(Extracts from a graphics dataset)
______
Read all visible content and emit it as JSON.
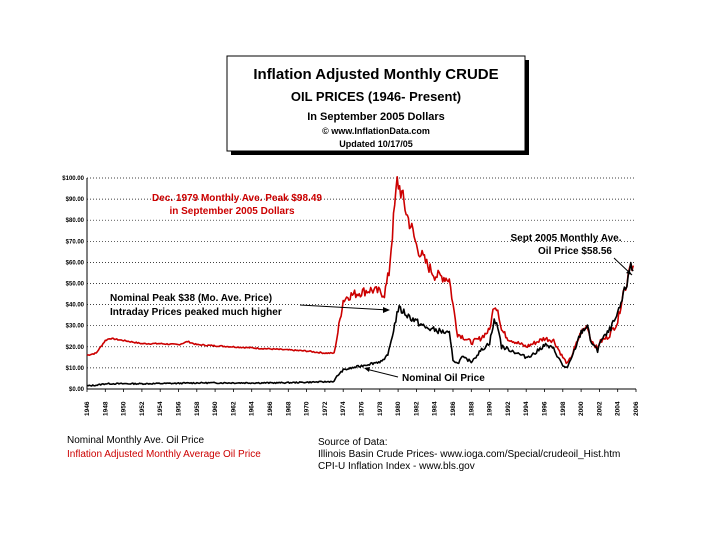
{
  "title_box": {
    "line1": "Inflation Adjusted Monthly CRUDE",
    "line2": "OIL PRICES (1946- Present)",
    "line3": "In September 2005 Dollars",
    "line4": "© www.InflationData.com",
    "line5": "Updated 10/17/05"
  },
  "annotations": {
    "peak_real_1": "Dec. 1979 Monthly Ave. Peak $98.49",
    "peak_real_2": "in September 2005 Dollars",
    "sept2005_1": "Sept 2005 Monthly Ave.",
    "sept2005_2": "Oil Price $58.56",
    "nominal_peak_1": "Nominal Peak $38 (Mo. Ave. Price)",
    "nominal_peak_2": "Intraday Prices peaked much higher",
    "nominal_label": "Nominal Oil Price"
  },
  "legend": {
    "nominal": "Nominal Monthly Ave. Oil Price",
    "inflation": "Inflation Adjusted Monthly Average Oil Price"
  },
  "source": {
    "line1": "Source of Data:",
    "line2": "Illinois Basin Crude Prices- www.ioga.com/Special/crudeoil_Hist.htm",
    "line3": "CPI-U Inflation Index - www.bls.gov"
  },
  "colors": {
    "inflation": "#cc0000",
    "nominal": "#000000"
  },
  "chart_data": {
    "type": "line",
    "ylim": [
      0,
      100
    ],
    "xlim": [
      1946,
      2006
    ],
    "y_ticks": [
      "$0.00",
      "$10.00",
      "$20.00",
      "$30.00",
      "$40.00",
      "$50.00",
      "$60.00",
      "$70.00",
      "$80.00",
      "$90.00",
      "$100.00"
    ],
    "x_ticks": [
      "1946",
      "1948",
      "1950",
      "1952",
      "1954",
      "1956",
      "1958",
      "1960",
      "1962",
      "1964",
      "1966",
      "1968",
      "1970",
      "1972",
      "1974",
      "1976",
      "1978",
      "1980",
      "1982",
      "1984",
      "1986",
      "1988",
      "1990",
      "1992",
      "1994",
      "1996",
      "1998",
      "2000",
      "2002",
      "2004",
      "2006"
    ],
    "grid": "horizontal dotted",
    "series": [
      {
        "name": "Inflation Adjusted Monthly Average Oil Price",
        "color": "#cc0000",
        "x": [
          1946,
          1947,
          1948,
          1948.5,
          1950,
          1952,
          1954,
          1956,
          1957,
          1958,
          1960,
          1962,
          1964,
          1966,
          1968,
          1970,
          1972,
          1973,
          1973.3,
          1974,
          1974.5,
          1976,
          1977,
          1978,
          1978.5,
          1979,
          1979.5,
          1979.9,
          1980.3,
          1981,
          1981.5,
          1982,
          1983,
          1984,
          1985,
          1985.6,
          1986,
          1986.5,
          1987,
          1988,
          1989,
          1990,
          1990.5,
          1990.9,
          1991.3,
          1992,
          1993,
          1994,
          1995,
          1996,
          1997,
          1998,
          1998.5,
          1999,
          2000,
          2000.7,
          2001,
          2001.8,
          2002,
          2003,
          2004,
          2004.6,
          2005,
          2005.3,
          2005.7
        ],
        "values": [
          16,
          17,
          23,
          24,
          23,
          21.5,
          21.5,
          21,
          22.5,
          21,
          20.5,
          20,
          19.5,
          19,
          18.5,
          18,
          17,
          17,
          24,
          42,
          44,
          46,
          47,
          46,
          45,
          55,
          80,
          98.5,
          94,
          82,
          76,
          68,
          60,
          54,
          53,
          52,
          40,
          26,
          25,
          22,
          24,
          28,
          40,
          38,
          28,
          24,
          22,
          20,
          22,
          24,
          23,
          15,
          12,
          16,
          27,
          30,
          24,
          19,
          22,
          25,
          32,
          46,
          50,
          60,
          58.5
        ]
      },
      {
        "name": "Nominal Monthly Ave. Oil Price",
        "color": "#000000",
        "x": [
          1946,
          1947,
          1948,
          1950,
          1952,
          1954,
          1956,
          1958,
          1960,
          1962,
          1964,
          1966,
          1968,
          1970,
          1972,
          1973,
          1973.3,
          1974,
          1975,
          1976,
          1977,
          1978,
          1978.5,
          1979,
          1979.5,
          1980,
          1980.5,
          1981,
          1982,
          1983,
          1984,
          1985,
          1985.6,
          1986,
          1986.5,
          1987,
          1988,
          1989,
          1990,
          1990.5,
          1990.9,
          1991.3,
          1992,
          1993,
          1994,
          1995,
          1996,
          1997,
          1998,
          1998.5,
          1999,
          2000,
          2000.7,
          2001,
          2001.8,
          2002,
          2003,
          2004,
          2004.6,
          2005,
          2005.3,
          2005.7
        ],
        "values": [
          1.5,
          1.8,
          2.5,
          2.5,
          2.5,
          2.6,
          2.7,
          2.9,
          2.9,
          2.9,
          2.9,
          2.9,
          3,
          3.2,
          3.4,
          3.6,
          6,
          9,
          10,
          11,
          12,
          13,
          13.5,
          18,
          28,
          38,
          37,
          35,
          32,
          29,
          28,
          27,
          26,
          14,
          12,
          15,
          13,
          18,
          22,
          32,
          30,
          20,
          19,
          17,
          15,
          17,
          21,
          19,
          11,
          10,
          15,
          27,
          30,
          23,
          18,
          22,
          27,
          35,
          44,
          50,
          58,
          56
        ]
      }
    ]
  }
}
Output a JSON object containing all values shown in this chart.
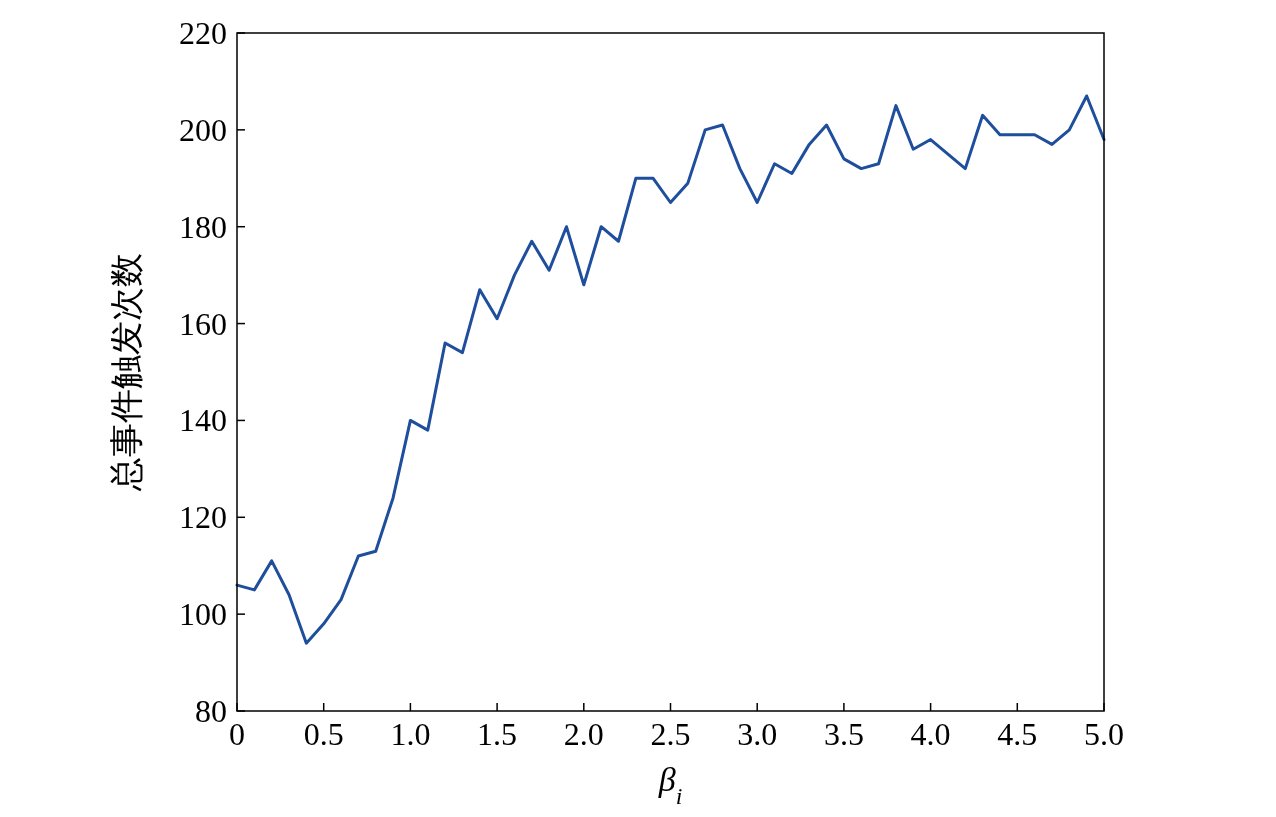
{
  "chart_data": {
    "type": "line",
    "xlabel": "β$_{i}$",
    "ylabel": "总事件触发次数",
    "x": [
      0,
      0.1,
      0.2,
      0.3,
      0.4,
      0.5,
      0.6,
      0.7,
      0.8,
      0.9,
      1.0,
      1.1,
      1.2,
      1.3,
      1.4,
      1.5,
      1.6,
      1.7,
      1.8,
      1.9,
      2.0,
      2.1,
      2.2,
      2.3,
      2.4,
      2.5,
      2.6,
      2.7,
      2.8,
      2.9,
      3.0,
      3.1,
      3.2,
      3.3,
      3.4,
      3.5,
      3.6,
      3.7,
      3.8,
      3.9,
      4.0,
      4.1,
      4.2,
      4.3,
      4.4,
      4.5,
      4.6,
      4.7,
      4.8,
      4.9,
      5.0
    ],
    "series": [
      {
        "color": "#1f4e9c",
        "values": [
          106,
          105,
          111,
          104,
          94,
          98,
          103,
          112,
          113,
          124,
          140,
          138,
          156,
          154,
          167,
          161,
          170,
          177,
          171,
          180,
          168,
          180,
          177,
          190,
          190,
          185,
          189,
          200,
          201,
          192,
          185,
          193,
          191,
          197,
          201,
          194,
          192,
          193,
          205,
          196,
          198,
          195,
          192,
          203,
          199,
          199,
          199,
          197,
          200,
          207,
          198
        ]
      }
    ],
    "xlim": [
      0,
      5
    ],
    "ylim": [
      80,
      220
    ],
    "xticks": [
      0,
      0.5,
      {
        "value": 1,
        "label": "1.0"
      },
      1.5,
      {
        "value": 2,
        "label": "2.0"
      },
      2.5,
      {
        "value": 3,
        "label": "3.0"
      },
      3.5,
      {
        "value": 4,
        "label": "4.0"
      },
      4.5,
      {
        "value": 5,
        "label": "5.0"
      }
    ],
    "yticks": [
      80,
      100,
      120,
      140,
      160,
      180,
      200,
      220
    ],
    "marker": "none",
    "line_style": "solid"
  }
}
______
# Exercise objective
Would you return the data exactly as written, without the pictures?

# Answer
Read all visible content and emit it as JSON.
{
  "title_box": {
    "line1": "Inflation Adjusted Monthly CRUDE",
    "line2": "OIL PRICES (1946- Present)",
    "line3": "In September 2005 Dollars",
    "line4": "© www.InflationData.com",
    "line5": "Updated 10/17/05"
  },
  "annotations": {
    "peak_real_1": "Dec. 1979 Monthly Ave. Peak $98.49",
    "peak_real_2": "in September 2005 Dollars",
    "sept2005_1": "Sept 2005 Monthly Ave.",
    "sept2005_2": "Oil Price $58.56",
    "nominal_peak_1": "Nominal Peak $38 (Mo. Ave. Price)",
    "nominal_peak_2": "Intraday Prices peaked much higher",
    "nominal_label": "Nominal Oil Price"
  },
  "legend": {
    "nominal": "Nominal Monthly Ave. Oil Price",
    "inflation": "Inflation Adjusted Monthly Average Oil Price"
  },
  "source": {
    "line1": "Source of Data:",
    "line2": "Illinois Basin Crude Prices- www.ioga.com/Special/crudeoil_Hist.htm",
    "line3": "CPI-U Inflation Index - www.bls.gov"
  },
  "colors": {
    "inflation": "#cc0000",
    "nominal": "#000000"
  },
  "chart_data": {
    "type": "line",
    "ylim": [
      0,
      100
    ],
    "xlim": [
      1946,
      2006
    ],
    "y_ticks": [
      "$0.00",
      "$10.00",
      "$20.00",
      "$30.00",
      "$40.00",
      "$50.00",
      "$60.00",
      "$70.00",
      "$80.00",
      "$90.00",
      "$100.00"
    ],
    "x_ticks": [
      "1946",
      "1948",
      "1950",
      "1952",
      "1954",
      "1956",
      "1958",
      "1960",
      "1962",
      "1964",
      "1966",
      "1968",
      "1970",
      "1972",
      "1974",
      "1976",
      "1978",
      "1980",
      "1982",
      "1984",
      "1986",
      "1988",
      "1990",
      "1992",
      "1994",
      "1996",
      "1998",
      "2000",
      "2002",
      "2004",
      "2006"
    ],
    "grid": "horizontal dotted",
    "series": [
      {
        "name": "Inflation Adjusted Monthly Average Oil Price",
        "color": "#cc0000",
        "x": [
          1946,
          1947,
          1948,
          1948.5,
          1950,
          1952,
          1954,
          1956,
          1957,
          1958,
          1960,
          1962,
          1964,
          1966,
          1968,
          1970,
          1972,
          1973,
          1973.3,
          1974,
          1974.5,
          1976,
          1977,
          1978,
          1978.5,
          1979,
          1979.5,
          1979.9,
          1980.3,
          1981,
          1981.5,
          1982,
          1983,
          1984,
          1985,
          1985.6,
          1986,
          1986.5,
          1987,
          1988,
          1989,
          1990,
          1990.5,
          1990.9,
          1991.3,
          1992,
          1993,
          1994,
          1995,
          1996,
          1997,
          1998,
          1998.5,
          1999,
          2000,
          2000.7,
          2001,
          2001.8,
          2002,
          2003,
          2004,
          2004.6,
          2005,
          2005.3,
          2005.7
        ],
        "values": [
          16,
          17,
          23,
          24,
          23,
          21.5,
          21.5,
          21,
          22.5,
          21,
          20.5,
          20,
          19.5,
          19,
          18.5,
          18,
          17,
          17,
          24,
          42,
          44,
          46,
          47,
          46,
          45,
          55,
          80,
          98.5,
          94,
          82,
          76,
          68,
          60,
          54,
          53,
          52,
          40,
          26,
          25,
          22,
          24,
          28,
          40,
          38,
          28,
          24,
          22,
          20,
          22,
          24,
          23,
          15,
          12,
          16,
          27,
          30,
          24,
          19,
          22,
          25,
          32,
          46,
          50,
          60,
          58.5
        ]
      },
      {
        "name": "Nominal Monthly Ave. Oil Price",
        "color": "#000000",
        "x": [
          1946,
          1947,
          1948,
          1950,
          1952,
          1954,
          1956,
          1958,
          1960,
          1962,
          1964,
          1966,
          1968,
          1970,
          1972,
          1973,
          1973.3,
          1974,
          1975,
          1976,
          1977,
          1978,
          1978.5,
          1979,
          1979.5,
          1980,
          1980.5,
          1981,
          1982,
          1983,
          1984,
          1985,
          1985.6,
          1986,
          1986.5,
          1987,
          1988,
          1989,
          1990,
          1990.5,
          1990.9,
          1991.3,
          1992,
          1993,
          1994,
          1995,
          1996,
          1997,
          1998,
          1998.5,
          1999,
          2000,
          2000.7,
          2001,
          2001.8,
          2002,
          2003,
          2004,
          2004.6,
          2005,
          2005.3,
          2005.7
        ],
        "values": [
          1.5,
          1.8,
          2.5,
          2.5,
          2.5,
          2.6,
          2.7,
          2.9,
          2.9,
          2.9,
          2.9,
          2.9,
          3,
          3.2,
          3.4,
          3.6,
          6,
          9,
          10,
          11,
          12,
          13,
          13.5,
          18,
          28,
          38,
          37,
          35,
          32,
          29,
          28,
          27,
          26,
          14,
          12,
          15,
          13,
          18,
          22,
          32,
          30,
          20,
          19,
          17,
          15,
          17,
          21,
          19,
          11,
          10,
          15,
          27,
          30,
          23,
          18,
          22,
          27,
          35,
          44,
          50,
          58,
          56
        ]
      }
    ]
  }
}
Output a JSON object containing all values shown in this chart.
{
  "chart_data": {
    "type": "line",
    "xlabel": "β$_{i}$",
    "ylabel": "总事件触发次数",
    "x": [
      0,
      0.1,
      0.2,
      0.3,
      0.4,
      0.5,
      0.6,
      0.7,
      0.8,
      0.9,
      1.0,
      1.1,
      1.2,
      1.3,
      1.4,
      1.5,
      1.6,
      1.7,
      1.8,
      1.9,
      2.0,
      2.1,
      2.2,
      2.3,
      2.4,
      2.5,
      2.6,
      2.7,
      2.8,
      2.9,
      3.0,
      3.1,
      3.2,
      3.3,
      3.4,
      3.5,
      3.6,
      3.7,
      3.8,
      3.9,
      4.0,
      4.1,
      4.2,
      4.3,
      4.4,
      4.5,
      4.6,
      4.7,
      4.8,
      4.9,
      5.0
    ],
    "series": [
      {
        "color": "#1f4e9c",
        "values": [
          106,
          105,
          111,
          104,
          94,
          98,
          103,
          112,
          113,
          124,
          140,
          138,
          156,
          154,
          167,
          161,
          170,
          177,
          171,
          180,
          168,
          180,
          177,
          190,
          190,
          185,
          189,
          200,
          201,
          192,
          185,
          193,
          191,
          197,
          201,
          194,
          192,
          193,
          205,
          196,
          198,
          195,
          192,
          203,
          199,
          199,
          199,
          197,
          200,
          207,
          198
        ]
      }
    ],
    "xlim": [
      0,
      5
    ],
    "ylim": [
      80,
      220
    ],
    "xticks": [
      0,
      0.5,
      {
        "value": 1,
        "label": "1.0"
      },
      1.5,
      {
        "value": 2,
        "label": "2.0"
      },
      2.5,
      {
        "value": 3,
        "label": "3.0"
      },
      3.5,
      {
        "value": 4,
        "label": "4.0"
      },
      4.5,
      {
        "value": 5,
        "label": "5.0"
      }
    ],
    "yticks": [
      80,
      100,
      120,
      140,
      160,
      180,
      200,
      220
    ],
    "marker": "none",
    "line_style": "solid"
  }
}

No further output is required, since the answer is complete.